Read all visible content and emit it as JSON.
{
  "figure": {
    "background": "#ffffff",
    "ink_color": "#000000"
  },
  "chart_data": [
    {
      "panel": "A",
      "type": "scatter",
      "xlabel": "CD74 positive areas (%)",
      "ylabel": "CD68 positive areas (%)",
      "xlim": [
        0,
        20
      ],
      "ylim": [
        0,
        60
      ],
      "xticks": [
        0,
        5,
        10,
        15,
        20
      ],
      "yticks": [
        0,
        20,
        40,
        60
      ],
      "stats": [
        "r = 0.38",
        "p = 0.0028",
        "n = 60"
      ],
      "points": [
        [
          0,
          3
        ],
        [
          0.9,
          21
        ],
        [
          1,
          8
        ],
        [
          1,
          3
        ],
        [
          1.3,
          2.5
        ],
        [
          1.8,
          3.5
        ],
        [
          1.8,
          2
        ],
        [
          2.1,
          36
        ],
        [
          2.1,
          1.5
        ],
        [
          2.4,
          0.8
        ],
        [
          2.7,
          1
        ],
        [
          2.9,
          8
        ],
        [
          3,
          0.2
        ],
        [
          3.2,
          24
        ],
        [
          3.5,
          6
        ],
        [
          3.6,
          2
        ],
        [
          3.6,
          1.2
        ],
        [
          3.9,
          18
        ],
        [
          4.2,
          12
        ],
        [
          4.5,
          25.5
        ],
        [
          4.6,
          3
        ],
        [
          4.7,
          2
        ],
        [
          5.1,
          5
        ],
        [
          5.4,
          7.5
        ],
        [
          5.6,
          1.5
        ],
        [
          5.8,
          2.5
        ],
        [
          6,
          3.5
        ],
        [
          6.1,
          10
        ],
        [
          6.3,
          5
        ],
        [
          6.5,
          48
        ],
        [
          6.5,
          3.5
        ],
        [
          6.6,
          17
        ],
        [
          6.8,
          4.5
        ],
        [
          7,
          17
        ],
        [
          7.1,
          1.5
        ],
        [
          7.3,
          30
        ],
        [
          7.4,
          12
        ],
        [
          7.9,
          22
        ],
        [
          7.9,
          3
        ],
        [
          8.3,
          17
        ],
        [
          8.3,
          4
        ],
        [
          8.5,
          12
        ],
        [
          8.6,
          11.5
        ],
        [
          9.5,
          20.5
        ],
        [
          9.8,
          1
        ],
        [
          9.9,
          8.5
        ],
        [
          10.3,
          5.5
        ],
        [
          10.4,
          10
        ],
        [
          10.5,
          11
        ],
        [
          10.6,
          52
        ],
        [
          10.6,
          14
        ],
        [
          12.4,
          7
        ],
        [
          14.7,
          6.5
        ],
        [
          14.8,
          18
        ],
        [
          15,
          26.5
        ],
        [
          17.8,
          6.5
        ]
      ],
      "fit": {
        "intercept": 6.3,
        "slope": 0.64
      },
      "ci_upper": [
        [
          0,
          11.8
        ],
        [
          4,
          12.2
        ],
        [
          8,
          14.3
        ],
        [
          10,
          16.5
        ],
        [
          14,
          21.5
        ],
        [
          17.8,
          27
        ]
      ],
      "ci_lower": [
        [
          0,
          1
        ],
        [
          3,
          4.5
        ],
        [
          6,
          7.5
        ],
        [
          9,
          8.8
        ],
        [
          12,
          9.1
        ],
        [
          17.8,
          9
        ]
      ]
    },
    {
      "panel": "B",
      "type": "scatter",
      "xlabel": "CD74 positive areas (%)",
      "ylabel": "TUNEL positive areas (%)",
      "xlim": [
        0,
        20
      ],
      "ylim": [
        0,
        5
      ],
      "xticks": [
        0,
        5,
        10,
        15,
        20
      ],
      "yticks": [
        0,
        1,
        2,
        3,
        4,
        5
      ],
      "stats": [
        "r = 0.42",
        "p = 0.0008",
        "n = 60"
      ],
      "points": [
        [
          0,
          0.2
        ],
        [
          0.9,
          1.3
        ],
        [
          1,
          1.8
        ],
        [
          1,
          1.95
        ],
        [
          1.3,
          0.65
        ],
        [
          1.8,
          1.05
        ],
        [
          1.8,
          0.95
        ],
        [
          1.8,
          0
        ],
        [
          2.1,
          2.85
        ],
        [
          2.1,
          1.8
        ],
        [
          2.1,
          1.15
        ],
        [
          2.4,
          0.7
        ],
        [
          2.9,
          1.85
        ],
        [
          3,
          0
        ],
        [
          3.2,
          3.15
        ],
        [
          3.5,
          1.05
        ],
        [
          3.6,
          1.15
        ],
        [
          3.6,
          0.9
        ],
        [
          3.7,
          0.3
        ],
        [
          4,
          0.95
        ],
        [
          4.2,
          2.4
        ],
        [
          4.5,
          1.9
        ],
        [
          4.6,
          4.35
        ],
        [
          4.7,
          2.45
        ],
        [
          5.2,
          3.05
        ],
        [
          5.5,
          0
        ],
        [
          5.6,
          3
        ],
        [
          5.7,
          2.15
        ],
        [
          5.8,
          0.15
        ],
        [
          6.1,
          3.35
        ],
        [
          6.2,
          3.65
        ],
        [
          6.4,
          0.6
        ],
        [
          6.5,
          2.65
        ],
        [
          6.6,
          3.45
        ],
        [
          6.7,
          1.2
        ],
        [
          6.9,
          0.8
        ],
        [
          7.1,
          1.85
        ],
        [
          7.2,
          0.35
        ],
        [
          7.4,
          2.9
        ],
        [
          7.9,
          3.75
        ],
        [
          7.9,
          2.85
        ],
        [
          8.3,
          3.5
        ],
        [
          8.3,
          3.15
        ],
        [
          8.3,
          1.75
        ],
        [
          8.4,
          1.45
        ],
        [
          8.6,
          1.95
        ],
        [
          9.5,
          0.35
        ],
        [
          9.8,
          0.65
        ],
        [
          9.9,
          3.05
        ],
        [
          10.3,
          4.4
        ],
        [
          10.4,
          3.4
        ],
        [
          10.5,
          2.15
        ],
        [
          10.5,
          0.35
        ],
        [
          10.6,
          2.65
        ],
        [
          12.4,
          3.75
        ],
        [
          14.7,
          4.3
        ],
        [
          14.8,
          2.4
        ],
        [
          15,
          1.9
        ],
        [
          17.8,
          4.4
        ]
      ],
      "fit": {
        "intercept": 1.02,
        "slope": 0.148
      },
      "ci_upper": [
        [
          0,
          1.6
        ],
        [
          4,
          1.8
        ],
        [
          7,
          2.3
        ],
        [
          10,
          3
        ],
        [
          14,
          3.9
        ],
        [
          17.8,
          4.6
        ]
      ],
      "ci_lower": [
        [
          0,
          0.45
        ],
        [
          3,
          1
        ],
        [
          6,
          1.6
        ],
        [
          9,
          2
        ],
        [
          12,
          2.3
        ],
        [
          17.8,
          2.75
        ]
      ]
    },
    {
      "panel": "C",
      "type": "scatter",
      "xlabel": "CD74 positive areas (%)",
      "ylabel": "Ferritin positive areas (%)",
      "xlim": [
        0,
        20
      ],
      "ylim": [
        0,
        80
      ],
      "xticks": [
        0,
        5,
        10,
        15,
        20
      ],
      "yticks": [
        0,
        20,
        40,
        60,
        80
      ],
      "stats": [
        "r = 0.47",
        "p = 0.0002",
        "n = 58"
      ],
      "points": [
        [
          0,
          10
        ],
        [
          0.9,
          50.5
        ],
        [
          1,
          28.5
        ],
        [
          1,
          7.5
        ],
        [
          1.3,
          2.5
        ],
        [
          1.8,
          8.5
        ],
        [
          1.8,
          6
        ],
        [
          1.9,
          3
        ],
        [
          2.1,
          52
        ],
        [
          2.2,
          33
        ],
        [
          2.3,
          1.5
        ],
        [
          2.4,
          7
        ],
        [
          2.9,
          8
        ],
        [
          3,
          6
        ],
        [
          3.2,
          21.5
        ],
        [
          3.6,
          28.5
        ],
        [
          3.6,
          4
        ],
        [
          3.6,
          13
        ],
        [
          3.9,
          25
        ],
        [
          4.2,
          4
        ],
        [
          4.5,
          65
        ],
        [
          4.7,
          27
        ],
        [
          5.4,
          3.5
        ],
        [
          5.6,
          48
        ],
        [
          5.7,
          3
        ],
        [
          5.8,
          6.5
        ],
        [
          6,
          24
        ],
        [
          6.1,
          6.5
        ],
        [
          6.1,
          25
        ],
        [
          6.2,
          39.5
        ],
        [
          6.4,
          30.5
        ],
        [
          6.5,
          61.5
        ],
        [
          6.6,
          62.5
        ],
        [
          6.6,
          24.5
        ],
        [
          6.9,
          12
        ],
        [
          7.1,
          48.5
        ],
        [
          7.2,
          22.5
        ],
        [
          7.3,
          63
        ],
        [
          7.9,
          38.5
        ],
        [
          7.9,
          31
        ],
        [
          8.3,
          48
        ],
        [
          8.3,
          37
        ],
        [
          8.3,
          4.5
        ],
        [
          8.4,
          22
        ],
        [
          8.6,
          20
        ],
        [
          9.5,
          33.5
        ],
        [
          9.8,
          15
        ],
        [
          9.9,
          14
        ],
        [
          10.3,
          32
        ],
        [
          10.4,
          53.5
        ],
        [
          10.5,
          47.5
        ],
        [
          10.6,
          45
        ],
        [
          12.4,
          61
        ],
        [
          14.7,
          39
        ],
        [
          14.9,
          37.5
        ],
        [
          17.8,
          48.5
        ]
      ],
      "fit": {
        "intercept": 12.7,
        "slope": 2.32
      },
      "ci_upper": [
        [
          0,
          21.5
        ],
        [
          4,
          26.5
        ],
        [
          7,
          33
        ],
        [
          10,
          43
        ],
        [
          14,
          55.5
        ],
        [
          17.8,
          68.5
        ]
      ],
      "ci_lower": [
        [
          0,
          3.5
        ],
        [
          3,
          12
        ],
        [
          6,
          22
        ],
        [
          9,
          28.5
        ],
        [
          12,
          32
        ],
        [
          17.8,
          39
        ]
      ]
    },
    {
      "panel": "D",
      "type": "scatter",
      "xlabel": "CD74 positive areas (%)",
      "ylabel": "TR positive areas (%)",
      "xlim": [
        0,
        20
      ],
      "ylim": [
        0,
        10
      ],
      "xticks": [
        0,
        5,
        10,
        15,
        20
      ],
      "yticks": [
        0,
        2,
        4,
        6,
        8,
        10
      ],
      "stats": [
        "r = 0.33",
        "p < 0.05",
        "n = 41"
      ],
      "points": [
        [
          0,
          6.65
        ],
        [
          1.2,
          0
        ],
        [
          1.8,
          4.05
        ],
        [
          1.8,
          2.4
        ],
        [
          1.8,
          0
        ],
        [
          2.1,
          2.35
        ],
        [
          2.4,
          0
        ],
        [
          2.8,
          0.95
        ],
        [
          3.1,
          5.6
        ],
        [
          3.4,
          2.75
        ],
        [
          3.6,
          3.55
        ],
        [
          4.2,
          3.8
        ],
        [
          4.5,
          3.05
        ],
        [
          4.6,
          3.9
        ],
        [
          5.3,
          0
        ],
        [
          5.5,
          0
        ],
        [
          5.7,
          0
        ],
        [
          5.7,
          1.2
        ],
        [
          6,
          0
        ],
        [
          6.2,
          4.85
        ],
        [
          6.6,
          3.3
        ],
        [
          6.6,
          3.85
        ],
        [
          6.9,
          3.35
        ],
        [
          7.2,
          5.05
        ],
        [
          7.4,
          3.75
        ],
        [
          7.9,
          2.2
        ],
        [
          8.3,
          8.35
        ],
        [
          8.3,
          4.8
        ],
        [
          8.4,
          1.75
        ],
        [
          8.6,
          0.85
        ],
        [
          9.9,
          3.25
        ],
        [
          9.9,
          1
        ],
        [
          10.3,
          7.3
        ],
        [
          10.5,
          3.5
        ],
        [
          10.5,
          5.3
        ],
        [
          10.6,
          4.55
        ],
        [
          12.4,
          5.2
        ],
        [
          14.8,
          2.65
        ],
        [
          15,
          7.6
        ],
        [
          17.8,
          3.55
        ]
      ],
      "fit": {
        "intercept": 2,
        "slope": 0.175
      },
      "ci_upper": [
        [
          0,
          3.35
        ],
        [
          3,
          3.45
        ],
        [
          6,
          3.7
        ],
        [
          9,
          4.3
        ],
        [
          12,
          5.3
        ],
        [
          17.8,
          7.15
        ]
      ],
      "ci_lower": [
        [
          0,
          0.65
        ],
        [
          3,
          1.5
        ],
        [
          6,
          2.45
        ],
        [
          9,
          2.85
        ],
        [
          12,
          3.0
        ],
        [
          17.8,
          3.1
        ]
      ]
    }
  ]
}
----------
In the records above, find each line holding "intercept" and copy it.

-- EXERCISE RESULT --
        "intercept": 6.3,
        "intercept": 1.02,
        "intercept": 12.7,
        "intercept": 2,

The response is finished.